## Goal of the exercise
Return each line of the records holding the string "type".

## Data provided
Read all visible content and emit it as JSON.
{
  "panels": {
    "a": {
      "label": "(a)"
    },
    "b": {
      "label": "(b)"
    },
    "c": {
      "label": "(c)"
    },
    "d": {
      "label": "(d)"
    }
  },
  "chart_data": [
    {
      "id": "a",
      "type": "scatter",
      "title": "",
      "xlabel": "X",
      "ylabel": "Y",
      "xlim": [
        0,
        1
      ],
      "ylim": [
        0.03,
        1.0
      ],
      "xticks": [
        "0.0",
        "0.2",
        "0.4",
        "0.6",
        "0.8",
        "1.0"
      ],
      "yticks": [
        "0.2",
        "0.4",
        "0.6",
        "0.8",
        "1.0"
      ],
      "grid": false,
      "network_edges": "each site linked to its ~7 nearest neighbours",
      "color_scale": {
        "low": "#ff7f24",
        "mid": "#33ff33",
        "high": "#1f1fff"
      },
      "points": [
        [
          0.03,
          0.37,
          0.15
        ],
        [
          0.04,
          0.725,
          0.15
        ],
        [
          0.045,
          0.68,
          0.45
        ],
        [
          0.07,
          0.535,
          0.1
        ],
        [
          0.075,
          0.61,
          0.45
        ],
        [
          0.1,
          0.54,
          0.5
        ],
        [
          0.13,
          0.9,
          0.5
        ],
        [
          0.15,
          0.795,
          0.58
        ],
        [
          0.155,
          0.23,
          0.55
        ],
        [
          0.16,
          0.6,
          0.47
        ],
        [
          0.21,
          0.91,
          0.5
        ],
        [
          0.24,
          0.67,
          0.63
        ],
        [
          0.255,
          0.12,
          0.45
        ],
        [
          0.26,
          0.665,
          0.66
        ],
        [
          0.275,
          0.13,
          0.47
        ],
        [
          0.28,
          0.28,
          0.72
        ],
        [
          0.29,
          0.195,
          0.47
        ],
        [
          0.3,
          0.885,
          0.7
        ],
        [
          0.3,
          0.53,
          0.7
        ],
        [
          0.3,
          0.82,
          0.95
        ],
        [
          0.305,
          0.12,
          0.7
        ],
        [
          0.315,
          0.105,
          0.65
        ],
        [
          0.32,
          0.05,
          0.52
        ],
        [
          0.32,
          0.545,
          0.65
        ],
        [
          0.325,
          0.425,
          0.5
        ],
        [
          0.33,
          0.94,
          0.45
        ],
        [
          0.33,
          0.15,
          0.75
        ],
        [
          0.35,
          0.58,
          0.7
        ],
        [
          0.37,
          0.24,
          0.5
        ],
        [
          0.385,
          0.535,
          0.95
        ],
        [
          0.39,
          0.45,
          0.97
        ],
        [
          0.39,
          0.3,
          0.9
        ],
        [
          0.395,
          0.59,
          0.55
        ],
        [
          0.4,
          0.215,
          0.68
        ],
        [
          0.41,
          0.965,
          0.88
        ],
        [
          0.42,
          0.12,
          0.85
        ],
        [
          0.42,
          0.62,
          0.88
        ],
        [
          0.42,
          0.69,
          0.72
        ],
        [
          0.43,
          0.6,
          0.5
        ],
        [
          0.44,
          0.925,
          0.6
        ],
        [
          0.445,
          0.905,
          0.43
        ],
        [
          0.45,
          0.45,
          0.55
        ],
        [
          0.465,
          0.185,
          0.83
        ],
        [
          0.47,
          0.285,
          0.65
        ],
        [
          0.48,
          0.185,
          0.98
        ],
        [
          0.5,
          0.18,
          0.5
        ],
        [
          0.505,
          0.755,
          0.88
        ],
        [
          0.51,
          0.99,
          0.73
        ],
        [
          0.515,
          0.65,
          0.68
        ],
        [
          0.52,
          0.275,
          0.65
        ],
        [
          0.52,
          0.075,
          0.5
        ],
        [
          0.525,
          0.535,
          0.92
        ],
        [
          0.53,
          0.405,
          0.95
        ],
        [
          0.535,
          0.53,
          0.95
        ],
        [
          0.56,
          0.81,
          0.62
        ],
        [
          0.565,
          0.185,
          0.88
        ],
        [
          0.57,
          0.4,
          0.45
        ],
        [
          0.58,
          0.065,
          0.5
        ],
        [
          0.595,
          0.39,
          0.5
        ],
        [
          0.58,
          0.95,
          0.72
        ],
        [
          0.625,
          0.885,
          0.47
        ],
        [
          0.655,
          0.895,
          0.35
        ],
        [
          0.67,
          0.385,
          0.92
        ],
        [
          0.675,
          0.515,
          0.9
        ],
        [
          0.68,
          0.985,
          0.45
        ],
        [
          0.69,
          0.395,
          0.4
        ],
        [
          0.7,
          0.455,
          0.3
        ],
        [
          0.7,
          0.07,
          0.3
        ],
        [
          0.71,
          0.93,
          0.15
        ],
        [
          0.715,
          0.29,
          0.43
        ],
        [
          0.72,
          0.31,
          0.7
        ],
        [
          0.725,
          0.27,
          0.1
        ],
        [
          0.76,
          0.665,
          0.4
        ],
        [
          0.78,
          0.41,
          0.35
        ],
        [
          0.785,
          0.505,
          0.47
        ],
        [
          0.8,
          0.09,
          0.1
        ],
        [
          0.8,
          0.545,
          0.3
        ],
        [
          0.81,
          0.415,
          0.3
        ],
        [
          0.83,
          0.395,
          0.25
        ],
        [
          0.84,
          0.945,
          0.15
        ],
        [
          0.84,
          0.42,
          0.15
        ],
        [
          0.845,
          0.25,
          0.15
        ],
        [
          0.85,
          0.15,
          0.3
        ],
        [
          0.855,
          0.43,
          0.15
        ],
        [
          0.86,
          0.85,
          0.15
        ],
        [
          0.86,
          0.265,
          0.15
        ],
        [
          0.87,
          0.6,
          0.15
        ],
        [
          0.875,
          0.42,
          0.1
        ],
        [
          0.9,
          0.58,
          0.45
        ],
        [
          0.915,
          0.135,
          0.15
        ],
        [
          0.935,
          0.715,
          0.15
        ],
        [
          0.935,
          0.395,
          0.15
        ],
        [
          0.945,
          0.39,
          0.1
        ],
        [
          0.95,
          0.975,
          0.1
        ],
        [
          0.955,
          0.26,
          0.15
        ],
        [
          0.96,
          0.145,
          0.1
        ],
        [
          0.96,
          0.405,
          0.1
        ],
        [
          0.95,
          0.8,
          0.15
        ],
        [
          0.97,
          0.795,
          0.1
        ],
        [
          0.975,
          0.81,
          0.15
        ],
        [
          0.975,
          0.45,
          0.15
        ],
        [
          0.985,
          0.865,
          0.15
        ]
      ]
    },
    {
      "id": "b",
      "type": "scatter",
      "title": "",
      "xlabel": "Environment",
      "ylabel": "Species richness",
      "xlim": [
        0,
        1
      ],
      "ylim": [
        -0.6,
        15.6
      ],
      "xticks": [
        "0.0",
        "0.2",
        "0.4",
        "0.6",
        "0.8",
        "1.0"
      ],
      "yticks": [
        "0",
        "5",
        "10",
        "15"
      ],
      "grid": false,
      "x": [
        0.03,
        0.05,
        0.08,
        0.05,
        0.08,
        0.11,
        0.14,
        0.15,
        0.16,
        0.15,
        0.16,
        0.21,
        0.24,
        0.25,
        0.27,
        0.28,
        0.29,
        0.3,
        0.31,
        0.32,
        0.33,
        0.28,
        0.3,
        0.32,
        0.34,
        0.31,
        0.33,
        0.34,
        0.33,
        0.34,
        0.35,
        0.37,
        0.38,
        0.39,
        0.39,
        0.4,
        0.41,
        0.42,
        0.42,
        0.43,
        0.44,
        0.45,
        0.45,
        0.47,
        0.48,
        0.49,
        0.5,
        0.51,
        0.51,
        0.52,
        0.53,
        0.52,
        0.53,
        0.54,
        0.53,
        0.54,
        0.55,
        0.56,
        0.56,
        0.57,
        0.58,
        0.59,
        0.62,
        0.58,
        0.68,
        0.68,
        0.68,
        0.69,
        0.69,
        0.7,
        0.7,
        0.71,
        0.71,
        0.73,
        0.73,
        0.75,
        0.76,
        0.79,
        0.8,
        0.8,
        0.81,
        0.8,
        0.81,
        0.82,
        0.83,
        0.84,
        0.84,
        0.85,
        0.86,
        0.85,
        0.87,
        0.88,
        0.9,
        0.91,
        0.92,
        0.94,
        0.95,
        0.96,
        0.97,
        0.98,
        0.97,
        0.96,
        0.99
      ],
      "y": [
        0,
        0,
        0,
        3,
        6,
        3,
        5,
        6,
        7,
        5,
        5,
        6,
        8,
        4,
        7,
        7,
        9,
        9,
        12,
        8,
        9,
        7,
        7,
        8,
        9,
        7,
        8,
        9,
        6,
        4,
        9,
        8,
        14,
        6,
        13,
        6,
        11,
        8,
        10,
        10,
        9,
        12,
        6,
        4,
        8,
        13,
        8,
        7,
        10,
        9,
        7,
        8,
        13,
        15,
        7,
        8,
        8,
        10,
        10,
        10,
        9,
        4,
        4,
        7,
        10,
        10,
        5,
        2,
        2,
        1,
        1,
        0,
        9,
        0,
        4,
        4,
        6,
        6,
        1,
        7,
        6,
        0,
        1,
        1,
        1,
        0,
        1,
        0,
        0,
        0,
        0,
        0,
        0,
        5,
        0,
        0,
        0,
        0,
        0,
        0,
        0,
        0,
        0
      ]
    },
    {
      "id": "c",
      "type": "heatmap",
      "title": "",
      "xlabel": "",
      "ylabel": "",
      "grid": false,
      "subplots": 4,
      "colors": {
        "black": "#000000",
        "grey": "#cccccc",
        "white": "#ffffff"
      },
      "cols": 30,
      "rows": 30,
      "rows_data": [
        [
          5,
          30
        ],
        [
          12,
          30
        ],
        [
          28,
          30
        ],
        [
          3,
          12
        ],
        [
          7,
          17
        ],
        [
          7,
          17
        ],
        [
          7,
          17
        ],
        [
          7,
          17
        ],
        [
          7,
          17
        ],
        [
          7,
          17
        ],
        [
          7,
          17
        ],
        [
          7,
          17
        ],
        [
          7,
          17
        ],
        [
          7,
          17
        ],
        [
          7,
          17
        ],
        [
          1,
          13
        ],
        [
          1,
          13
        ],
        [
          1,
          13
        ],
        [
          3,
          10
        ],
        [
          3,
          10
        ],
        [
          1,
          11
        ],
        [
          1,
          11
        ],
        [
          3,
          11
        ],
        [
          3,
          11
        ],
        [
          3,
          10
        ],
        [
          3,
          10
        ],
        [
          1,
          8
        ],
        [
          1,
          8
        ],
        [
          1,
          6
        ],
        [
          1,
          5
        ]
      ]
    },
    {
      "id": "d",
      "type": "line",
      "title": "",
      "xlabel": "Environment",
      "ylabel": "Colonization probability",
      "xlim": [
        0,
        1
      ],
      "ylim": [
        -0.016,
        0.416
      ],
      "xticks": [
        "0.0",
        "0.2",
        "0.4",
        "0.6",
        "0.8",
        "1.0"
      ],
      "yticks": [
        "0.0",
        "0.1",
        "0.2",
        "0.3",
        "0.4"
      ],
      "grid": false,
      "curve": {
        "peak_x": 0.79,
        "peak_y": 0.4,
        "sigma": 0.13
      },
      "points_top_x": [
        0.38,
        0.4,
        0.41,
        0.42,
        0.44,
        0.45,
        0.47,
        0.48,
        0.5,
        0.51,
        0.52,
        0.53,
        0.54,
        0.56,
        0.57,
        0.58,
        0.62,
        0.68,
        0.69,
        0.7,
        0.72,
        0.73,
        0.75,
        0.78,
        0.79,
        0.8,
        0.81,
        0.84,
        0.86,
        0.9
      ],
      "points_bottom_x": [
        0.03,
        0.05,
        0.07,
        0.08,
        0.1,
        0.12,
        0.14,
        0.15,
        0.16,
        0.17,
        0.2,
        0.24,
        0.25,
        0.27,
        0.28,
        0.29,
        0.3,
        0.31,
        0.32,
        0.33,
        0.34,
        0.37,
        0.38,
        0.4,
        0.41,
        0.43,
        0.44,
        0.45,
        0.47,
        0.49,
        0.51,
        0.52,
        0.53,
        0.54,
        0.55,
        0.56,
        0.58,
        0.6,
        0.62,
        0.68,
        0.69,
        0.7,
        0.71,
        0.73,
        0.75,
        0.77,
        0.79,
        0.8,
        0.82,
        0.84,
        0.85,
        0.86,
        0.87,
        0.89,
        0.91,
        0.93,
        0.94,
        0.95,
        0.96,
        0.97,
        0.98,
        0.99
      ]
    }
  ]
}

## Response to this exercise
      "type": "scatter",
      "type": "scatter",
      "type": "heatmap",
      "type": "line",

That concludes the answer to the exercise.